Saved entries:
>> Start

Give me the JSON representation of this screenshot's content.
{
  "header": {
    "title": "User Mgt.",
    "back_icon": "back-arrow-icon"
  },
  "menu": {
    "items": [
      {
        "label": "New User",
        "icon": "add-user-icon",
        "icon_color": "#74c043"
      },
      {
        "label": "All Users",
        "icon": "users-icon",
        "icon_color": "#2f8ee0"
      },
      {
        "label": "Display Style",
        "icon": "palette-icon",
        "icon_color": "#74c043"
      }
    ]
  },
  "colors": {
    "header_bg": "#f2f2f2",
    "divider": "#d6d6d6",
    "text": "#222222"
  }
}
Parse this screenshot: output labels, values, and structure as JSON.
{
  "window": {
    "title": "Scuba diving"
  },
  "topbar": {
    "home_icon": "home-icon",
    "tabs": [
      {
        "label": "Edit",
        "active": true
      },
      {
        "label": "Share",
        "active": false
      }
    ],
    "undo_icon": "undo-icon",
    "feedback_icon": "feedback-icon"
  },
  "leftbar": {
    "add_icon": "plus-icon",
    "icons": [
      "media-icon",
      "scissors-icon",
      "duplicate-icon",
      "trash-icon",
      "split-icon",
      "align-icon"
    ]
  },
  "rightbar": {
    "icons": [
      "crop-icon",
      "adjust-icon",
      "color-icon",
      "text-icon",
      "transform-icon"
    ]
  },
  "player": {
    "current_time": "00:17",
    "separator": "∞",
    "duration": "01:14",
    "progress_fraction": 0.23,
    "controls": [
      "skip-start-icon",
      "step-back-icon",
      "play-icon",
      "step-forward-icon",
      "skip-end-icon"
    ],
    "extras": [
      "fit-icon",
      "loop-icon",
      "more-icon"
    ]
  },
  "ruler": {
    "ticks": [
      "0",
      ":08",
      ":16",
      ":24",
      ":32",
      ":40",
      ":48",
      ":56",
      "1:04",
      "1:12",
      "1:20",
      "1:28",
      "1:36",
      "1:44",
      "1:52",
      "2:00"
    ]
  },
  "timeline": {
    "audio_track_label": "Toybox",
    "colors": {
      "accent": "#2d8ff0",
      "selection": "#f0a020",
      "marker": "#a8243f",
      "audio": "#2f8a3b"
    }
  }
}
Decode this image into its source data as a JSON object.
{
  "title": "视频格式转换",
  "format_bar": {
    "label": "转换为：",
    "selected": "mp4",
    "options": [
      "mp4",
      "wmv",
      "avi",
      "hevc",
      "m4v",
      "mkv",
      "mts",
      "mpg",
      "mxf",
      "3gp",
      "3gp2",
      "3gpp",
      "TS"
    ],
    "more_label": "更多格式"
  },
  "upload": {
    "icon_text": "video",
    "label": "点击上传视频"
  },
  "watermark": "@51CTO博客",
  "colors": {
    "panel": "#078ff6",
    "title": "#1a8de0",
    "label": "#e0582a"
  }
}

>> End

(SHORT PROBLEM): Copy the data above exactly. Every line must be included.

(CORRECT OUTPUT):
Give me the JSON representation of this screenshot's content.
{
  "header": {
    "title": "User Mgt.",
    "back_icon": "back-arrow-icon"
  },
  "menu": {
    "items": [
      {
        "label": "New User",
        "icon": "add-user-icon",
        "icon_color": "#74c043"
      },
      {
        "label": "All Users",
        "icon": "users-icon",
        "icon_color": "#2f8ee0"
      },
      {
        "label": "Display Style",
        "icon": "palette-icon",
        "icon_color": "#74c043"
      }
    ]
  },
  "colors": {
    "header_bg": "#f2f2f2",
    "divider": "#d6d6d6",
    "text": "#222222"
  }
}
Parse this screenshot: output labels, values, and structure as JSON.
{
  "window": {
    "title": "Scuba diving"
  },
  "topbar": {
    "home_icon": "home-icon",
    "tabs": [
      {
        "label": "Edit",
        "active": true
      },
      {
        "label": "Share",
        "active": false
      }
    ],
    "undo_icon": "undo-icon",
    "feedback_icon": "feedback-icon"
  },
  "leftbar": {
    "add_icon": "plus-icon",
    "icons": [
      "media-icon",
      "scissors-icon",
      "duplicate-icon",
      "trash-icon",
      "split-icon",
      "align-icon"
    ]
  },
  "rightbar": {
    "icons": [
      "crop-icon",
      "adjust-icon",
      "color-icon",
      "text-icon",
      "transform-icon"
    ]
  },
  "player": {
    "current_time": "00:17",
    "separator": "∞",
    "duration": "01:14",
    "progress_fraction": 0.23,
    "controls": [
      "skip-start-icon",
      "step-back-icon",
      "play-icon",
      "step-forward-icon",
      "skip-end-icon"
    ],
    "extras": [
      "fit-icon",
      "loop-icon",
      "more-icon"
    ]
  },
  "ruler": {
    "ticks": [
      "0",
      ":08",
      ":16",
      ":24",
      ":32",
      ":40",
      ":48",
      ":56",
      "1:04",
      "1:12",
      "1:20",
      "1:28",
      "1:36",
      "1:44",
      "1:52",
      "2:00"
    ]
  },
  "timeline": {
    "audio_track_label": "Toybox",
    "colors": {
      "accent": "#2d8ff0",
      "selection": "#f0a020",
      "marker": "#a8243f",
      "audio": "#2f8a3b"
    }
  }
}
Decode this image into its source data as a JSON object.
{
  "title": "视频格式转换",
  "format_bar": {
    "label": "转换为：",
    "selected": "mp4",
    "options": [
      "mp4",
      "wmv",
      "avi",
      "hevc",
      "m4v",
      "mkv",
      "mts",
      "mpg",
      "mxf",
      "3gp",
      "3gp2",
      "3gpp",
      "TS"
    ],
    "more_label": "更多格式"
  },
  "upload": {
    "icon_text": "video",
    "label": "点击上传视频"
  },
  "watermark": "@51CTO博客",
  "colors": {
    "panel": "#078ff6",
    "title": "#1a8de0",
    "label": "#e0582a"
  }
}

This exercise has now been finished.